Stated task: Return every line of the material unchanged, starting with the line that contains "data-point (129, 299, 137, 306)" and going on through the line that contains "data-point (82, 455, 89, 463)", with both of those lines included.
↓
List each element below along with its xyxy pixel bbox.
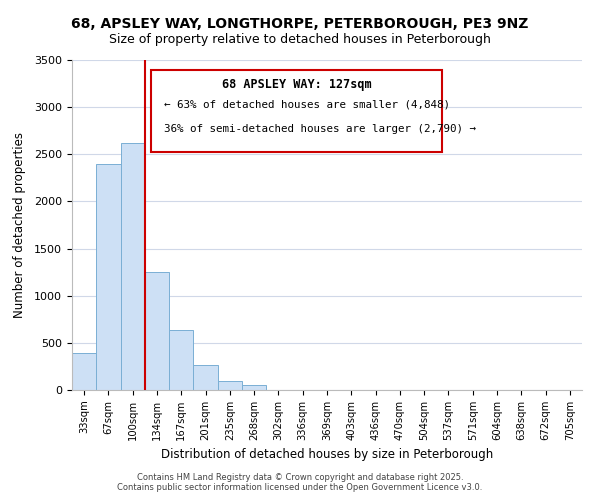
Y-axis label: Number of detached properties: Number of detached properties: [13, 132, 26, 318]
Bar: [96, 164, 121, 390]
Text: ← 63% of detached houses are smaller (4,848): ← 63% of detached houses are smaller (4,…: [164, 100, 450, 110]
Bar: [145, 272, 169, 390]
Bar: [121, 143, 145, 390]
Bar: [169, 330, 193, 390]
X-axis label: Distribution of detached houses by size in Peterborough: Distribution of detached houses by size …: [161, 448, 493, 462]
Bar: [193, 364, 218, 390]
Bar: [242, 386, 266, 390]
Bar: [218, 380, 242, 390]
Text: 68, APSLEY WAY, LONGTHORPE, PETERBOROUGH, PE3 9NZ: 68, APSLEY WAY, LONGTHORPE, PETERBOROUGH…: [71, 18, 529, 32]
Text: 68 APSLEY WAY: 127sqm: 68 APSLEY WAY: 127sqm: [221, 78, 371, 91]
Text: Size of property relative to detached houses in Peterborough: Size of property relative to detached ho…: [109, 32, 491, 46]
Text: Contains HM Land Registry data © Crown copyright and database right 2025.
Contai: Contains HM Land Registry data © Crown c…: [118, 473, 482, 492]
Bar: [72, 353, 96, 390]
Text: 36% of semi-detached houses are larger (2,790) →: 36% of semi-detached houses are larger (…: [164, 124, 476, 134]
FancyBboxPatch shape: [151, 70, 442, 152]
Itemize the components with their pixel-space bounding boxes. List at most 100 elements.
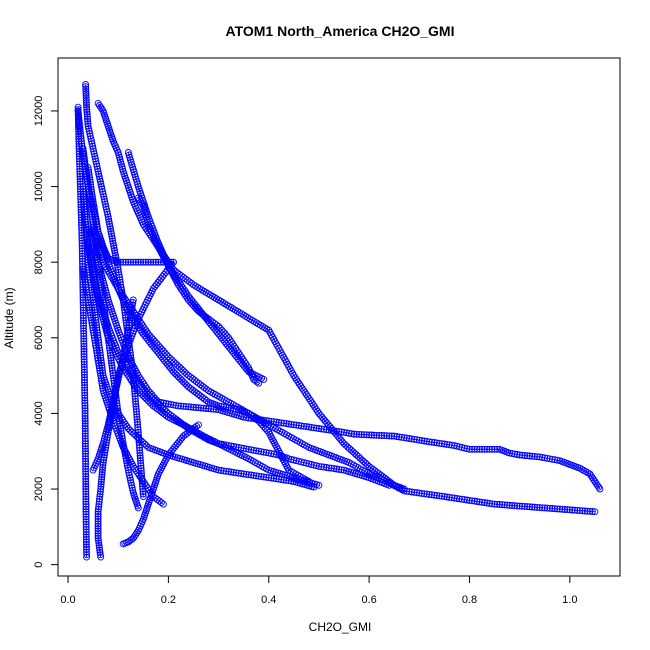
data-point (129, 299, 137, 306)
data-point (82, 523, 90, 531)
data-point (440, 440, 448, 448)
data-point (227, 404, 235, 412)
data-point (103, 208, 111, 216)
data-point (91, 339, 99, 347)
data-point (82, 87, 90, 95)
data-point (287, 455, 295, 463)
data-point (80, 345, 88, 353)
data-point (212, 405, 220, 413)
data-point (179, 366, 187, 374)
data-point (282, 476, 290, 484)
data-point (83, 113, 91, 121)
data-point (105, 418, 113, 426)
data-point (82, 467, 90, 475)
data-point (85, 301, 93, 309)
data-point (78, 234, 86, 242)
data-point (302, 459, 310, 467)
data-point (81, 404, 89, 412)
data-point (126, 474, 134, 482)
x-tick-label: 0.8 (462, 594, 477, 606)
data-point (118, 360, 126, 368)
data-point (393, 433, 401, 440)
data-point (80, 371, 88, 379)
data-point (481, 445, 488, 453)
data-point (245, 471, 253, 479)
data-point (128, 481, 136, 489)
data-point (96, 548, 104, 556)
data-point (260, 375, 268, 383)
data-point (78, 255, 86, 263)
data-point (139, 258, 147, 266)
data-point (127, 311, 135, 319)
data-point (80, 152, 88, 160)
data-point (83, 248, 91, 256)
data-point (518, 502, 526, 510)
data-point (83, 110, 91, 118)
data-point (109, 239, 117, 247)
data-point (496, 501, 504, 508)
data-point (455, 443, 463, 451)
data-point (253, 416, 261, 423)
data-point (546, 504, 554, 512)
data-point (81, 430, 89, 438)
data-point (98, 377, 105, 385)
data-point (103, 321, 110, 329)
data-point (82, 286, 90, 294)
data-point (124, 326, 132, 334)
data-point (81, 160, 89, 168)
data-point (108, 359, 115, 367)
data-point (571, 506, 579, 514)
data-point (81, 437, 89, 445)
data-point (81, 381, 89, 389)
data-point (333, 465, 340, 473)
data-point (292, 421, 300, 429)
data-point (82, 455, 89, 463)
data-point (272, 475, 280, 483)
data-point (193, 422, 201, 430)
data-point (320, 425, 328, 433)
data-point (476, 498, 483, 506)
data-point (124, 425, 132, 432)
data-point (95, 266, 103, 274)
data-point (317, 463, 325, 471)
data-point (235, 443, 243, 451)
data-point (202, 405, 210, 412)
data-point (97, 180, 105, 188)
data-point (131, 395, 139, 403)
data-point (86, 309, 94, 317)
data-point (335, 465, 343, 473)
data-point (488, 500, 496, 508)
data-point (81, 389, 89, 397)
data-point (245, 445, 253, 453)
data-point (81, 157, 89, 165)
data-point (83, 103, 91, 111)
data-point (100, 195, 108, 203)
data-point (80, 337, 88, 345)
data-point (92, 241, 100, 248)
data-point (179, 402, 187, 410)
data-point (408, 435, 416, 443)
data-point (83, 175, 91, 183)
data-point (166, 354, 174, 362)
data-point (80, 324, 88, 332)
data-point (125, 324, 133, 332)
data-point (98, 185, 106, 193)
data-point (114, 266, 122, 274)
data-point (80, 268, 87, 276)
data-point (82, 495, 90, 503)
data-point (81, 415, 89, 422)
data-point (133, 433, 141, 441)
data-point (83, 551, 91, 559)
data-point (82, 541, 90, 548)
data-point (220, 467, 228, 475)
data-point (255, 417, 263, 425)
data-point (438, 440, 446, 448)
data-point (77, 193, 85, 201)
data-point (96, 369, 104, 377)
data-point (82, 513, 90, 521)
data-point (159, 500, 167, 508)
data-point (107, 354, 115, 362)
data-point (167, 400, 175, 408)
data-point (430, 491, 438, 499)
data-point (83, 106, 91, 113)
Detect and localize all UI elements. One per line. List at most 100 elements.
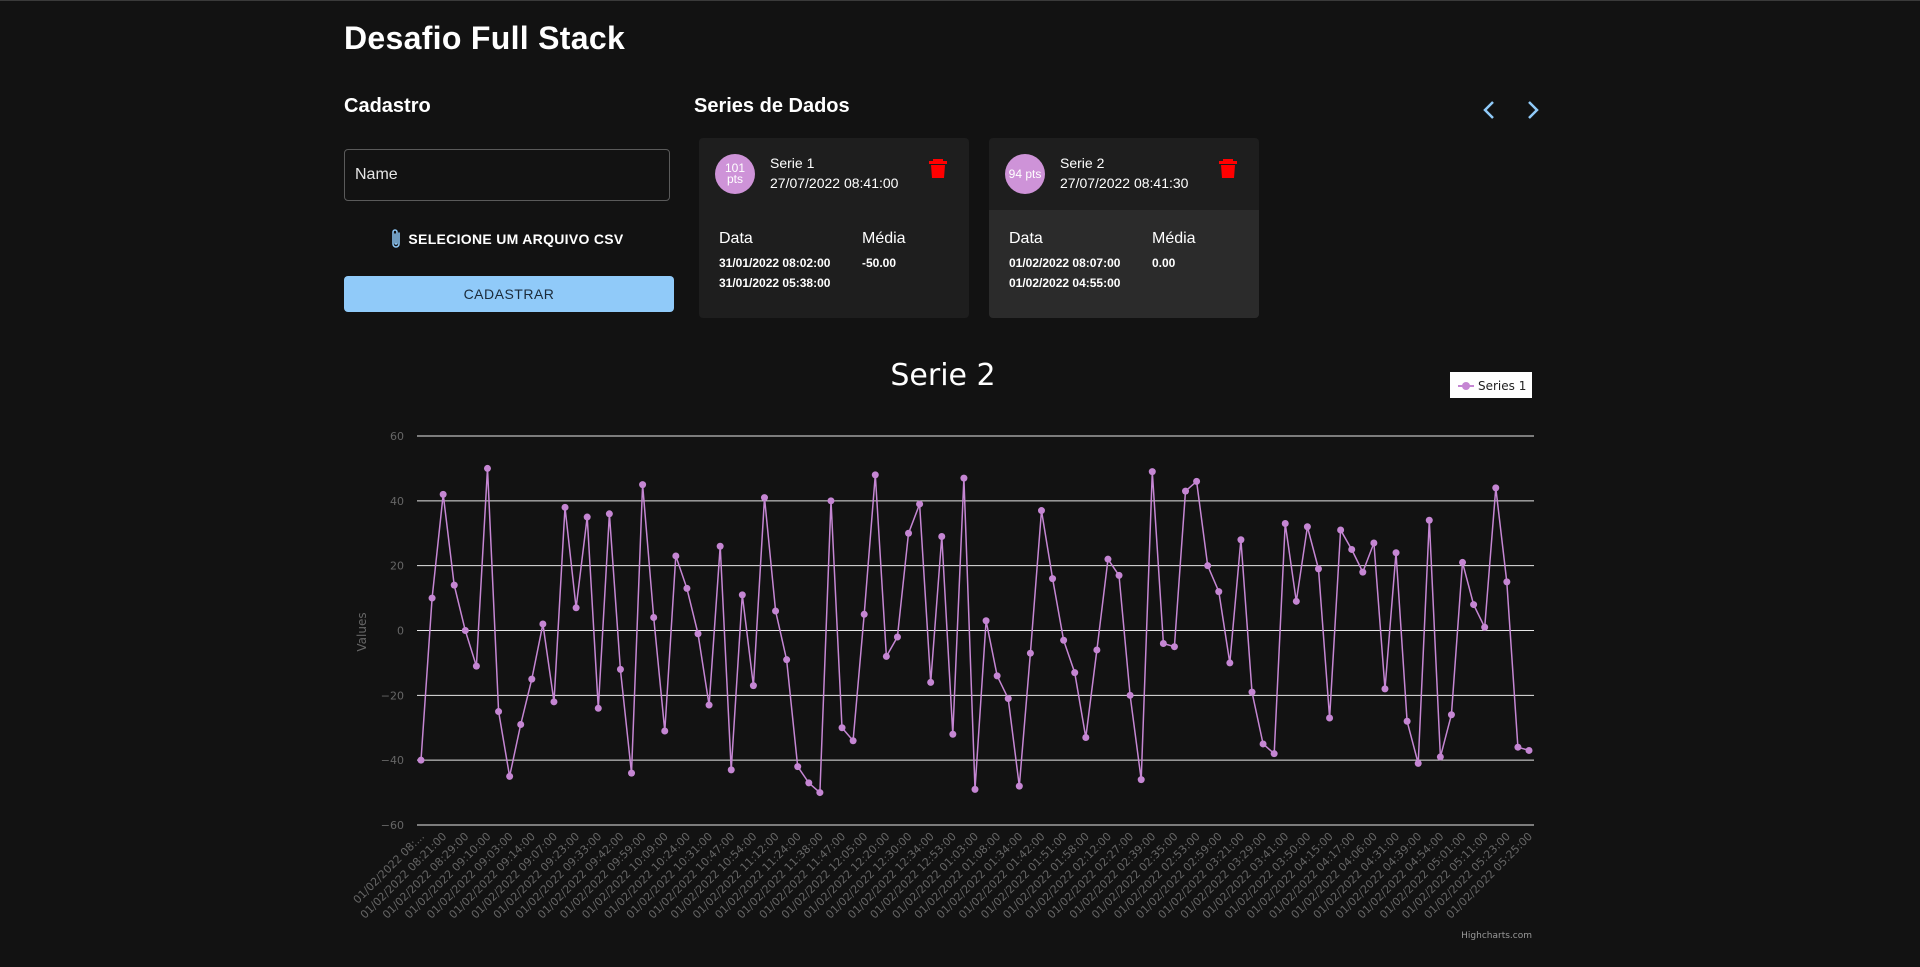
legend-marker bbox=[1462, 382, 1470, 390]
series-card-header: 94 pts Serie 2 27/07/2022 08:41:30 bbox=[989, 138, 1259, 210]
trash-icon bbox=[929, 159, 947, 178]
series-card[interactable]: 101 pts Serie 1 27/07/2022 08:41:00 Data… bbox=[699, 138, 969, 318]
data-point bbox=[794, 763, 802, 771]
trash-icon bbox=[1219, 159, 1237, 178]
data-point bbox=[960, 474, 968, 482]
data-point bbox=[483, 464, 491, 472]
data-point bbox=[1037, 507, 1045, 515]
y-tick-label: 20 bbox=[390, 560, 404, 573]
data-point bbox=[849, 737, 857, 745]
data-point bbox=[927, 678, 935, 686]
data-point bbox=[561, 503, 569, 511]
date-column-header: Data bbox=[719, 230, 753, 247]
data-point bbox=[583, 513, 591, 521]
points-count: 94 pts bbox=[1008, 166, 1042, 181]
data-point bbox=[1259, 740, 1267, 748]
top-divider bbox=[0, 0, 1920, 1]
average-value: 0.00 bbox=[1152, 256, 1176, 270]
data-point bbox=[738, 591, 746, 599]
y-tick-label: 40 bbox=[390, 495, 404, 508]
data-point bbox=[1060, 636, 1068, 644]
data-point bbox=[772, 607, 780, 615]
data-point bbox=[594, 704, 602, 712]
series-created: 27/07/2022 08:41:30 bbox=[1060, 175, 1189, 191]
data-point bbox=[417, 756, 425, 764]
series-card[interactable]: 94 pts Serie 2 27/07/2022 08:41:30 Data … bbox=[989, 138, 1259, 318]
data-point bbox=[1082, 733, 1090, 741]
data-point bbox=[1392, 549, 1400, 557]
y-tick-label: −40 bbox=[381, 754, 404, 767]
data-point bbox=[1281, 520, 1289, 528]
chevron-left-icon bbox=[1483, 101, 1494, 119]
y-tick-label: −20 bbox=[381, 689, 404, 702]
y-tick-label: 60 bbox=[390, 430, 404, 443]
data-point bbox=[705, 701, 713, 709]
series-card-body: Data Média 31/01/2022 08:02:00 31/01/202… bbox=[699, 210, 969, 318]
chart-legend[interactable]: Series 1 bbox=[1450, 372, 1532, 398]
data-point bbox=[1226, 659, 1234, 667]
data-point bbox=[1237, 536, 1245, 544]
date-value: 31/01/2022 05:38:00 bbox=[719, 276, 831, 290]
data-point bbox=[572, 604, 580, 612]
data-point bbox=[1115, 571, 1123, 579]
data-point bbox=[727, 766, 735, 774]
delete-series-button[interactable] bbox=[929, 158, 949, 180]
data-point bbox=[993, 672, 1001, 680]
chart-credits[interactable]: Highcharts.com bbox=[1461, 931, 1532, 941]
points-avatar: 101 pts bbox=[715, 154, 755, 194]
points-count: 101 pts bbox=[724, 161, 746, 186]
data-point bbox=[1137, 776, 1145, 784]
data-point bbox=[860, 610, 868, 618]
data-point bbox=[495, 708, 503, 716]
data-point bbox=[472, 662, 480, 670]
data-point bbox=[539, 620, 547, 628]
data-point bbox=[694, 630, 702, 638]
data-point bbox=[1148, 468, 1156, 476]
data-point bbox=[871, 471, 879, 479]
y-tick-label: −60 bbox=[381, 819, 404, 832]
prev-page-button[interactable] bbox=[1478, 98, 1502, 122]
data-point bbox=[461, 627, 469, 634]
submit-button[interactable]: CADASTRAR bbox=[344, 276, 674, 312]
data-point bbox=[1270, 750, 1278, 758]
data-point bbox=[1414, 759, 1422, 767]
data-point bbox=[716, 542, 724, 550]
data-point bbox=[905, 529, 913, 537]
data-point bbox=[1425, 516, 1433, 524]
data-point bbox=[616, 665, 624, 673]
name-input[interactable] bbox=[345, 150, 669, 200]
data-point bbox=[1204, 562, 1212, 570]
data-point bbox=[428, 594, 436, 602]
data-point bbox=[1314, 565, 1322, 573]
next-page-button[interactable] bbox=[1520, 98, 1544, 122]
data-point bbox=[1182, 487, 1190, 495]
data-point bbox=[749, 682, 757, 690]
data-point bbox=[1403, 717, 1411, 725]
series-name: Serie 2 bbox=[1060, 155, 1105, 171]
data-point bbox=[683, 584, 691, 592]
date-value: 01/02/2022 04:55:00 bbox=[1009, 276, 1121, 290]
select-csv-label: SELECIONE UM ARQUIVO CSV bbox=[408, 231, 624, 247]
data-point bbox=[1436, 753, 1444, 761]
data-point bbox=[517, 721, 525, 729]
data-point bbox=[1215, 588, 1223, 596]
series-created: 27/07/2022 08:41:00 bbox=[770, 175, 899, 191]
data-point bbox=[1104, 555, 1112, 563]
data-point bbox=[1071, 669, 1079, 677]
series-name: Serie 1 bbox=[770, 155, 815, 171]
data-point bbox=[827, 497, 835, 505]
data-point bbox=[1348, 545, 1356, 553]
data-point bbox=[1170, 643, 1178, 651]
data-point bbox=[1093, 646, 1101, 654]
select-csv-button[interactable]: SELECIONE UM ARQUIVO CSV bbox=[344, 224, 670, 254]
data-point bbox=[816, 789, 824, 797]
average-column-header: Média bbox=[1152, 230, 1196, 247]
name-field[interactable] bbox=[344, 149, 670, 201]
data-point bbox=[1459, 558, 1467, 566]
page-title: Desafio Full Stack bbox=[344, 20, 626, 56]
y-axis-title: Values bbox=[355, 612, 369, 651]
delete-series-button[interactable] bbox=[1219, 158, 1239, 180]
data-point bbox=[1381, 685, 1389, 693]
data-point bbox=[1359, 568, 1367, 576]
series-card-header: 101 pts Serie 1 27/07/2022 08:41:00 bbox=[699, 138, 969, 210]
↑
Final result:
data-point (129, 299, 137, 306)
data-point (82, 523, 90, 531)
data-point (440, 440, 448, 448)
data-point (227, 404, 235, 412)
data-point (103, 208, 111, 216)
data-point (91, 339, 99, 347)
data-point (82, 87, 90, 95)
data-point (287, 455, 295, 463)
data-point (80, 345, 88, 353)
data-point (212, 405, 220, 413)
data-point (179, 366, 187, 374)
data-point (282, 476, 290, 484)
data-point (83, 113, 91, 121)
data-point (105, 418, 113, 426)
data-point (82, 467, 90, 475)
data-point (85, 301, 93, 309)
data-point (78, 234, 86, 242)
data-point (302, 459, 310, 467)
data-point (81, 404, 89, 412)
data-point (126, 474, 134, 482)
x-tick-label: 0.8 (462, 594, 477, 606)
data-point (118, 360, 126, 368)
data-point (393, 433, 401, 440)
data-point (80, 371, 88, 379)
data-point (481, 445, 488, 453)
data-point (245, 471, 253, 479)
data-point (128, 481, 136, 489)
data-point (96, 548, 104, 556)
data-point (260, 375, 268, 383)
data-point (78, 255, 86, 263)
data-point (139, 258, 147, 266)
data-point (127, 311, 135, 319)
data-point (80, 152, 88, 160)
data-point (83, 248, 91, 256)
data-point (518, 502, 526, 510)
data-point (83, 110, 91, 118)
data-point (109, 239, 117, 247)
data-point (496, 501, 504, 508)
data-point (455, 443, 463, 451)
data-point (253, 416, 261, 423)
data-point (546, 504, 554, 512)
data-point (81, 430, 89, 438)
data-point (98, 377, 105, 385)
data-point (103, 321, 110, 329)
data-point (82, 286, 90, 294)
data-point (124, 326, 132, 334)
data-point (81, 160, 89, 168)
data-point (108, 359, 115, 367)
data-point (571, 506, 579, 514)
data-point (81, 437, 89, 445)
data-point (81, 381, 89, 389)
data-point (333, 465, 340, 473)
data-point (292, 421, 300, 429)
data-point (82, 455, 89, 463)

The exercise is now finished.